Exercise task :: Count how many lines contain the word "подход". Respond with the number alone.

Records from a collection

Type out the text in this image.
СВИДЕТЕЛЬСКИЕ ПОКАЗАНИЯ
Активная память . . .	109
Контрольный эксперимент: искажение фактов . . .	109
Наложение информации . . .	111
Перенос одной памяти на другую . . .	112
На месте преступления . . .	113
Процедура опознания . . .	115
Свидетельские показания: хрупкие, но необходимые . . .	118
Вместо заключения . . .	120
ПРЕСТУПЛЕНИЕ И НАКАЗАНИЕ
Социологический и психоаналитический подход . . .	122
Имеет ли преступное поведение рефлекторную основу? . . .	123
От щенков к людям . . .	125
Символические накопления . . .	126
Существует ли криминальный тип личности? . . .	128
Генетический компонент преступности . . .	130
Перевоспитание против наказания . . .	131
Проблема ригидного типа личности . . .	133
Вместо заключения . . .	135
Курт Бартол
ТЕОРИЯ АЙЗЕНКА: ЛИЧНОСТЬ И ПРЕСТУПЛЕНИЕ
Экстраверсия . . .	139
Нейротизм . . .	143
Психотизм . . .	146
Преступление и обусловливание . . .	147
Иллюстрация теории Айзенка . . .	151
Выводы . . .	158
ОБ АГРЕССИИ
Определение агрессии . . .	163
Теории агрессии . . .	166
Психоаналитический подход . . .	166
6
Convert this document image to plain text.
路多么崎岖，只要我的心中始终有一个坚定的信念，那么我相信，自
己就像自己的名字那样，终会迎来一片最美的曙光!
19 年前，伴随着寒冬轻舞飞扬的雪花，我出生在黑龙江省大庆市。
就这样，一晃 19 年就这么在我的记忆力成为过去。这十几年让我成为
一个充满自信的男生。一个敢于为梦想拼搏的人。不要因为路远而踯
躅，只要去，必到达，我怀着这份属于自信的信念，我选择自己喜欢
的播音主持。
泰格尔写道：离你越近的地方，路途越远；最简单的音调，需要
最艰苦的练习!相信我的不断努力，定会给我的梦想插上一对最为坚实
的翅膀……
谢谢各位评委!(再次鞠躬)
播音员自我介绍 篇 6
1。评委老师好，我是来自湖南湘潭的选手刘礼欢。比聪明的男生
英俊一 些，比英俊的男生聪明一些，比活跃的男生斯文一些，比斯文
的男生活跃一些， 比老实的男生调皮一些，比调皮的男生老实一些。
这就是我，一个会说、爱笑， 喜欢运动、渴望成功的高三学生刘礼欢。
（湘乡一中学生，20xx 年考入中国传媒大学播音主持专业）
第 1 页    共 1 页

Exercise result :: 2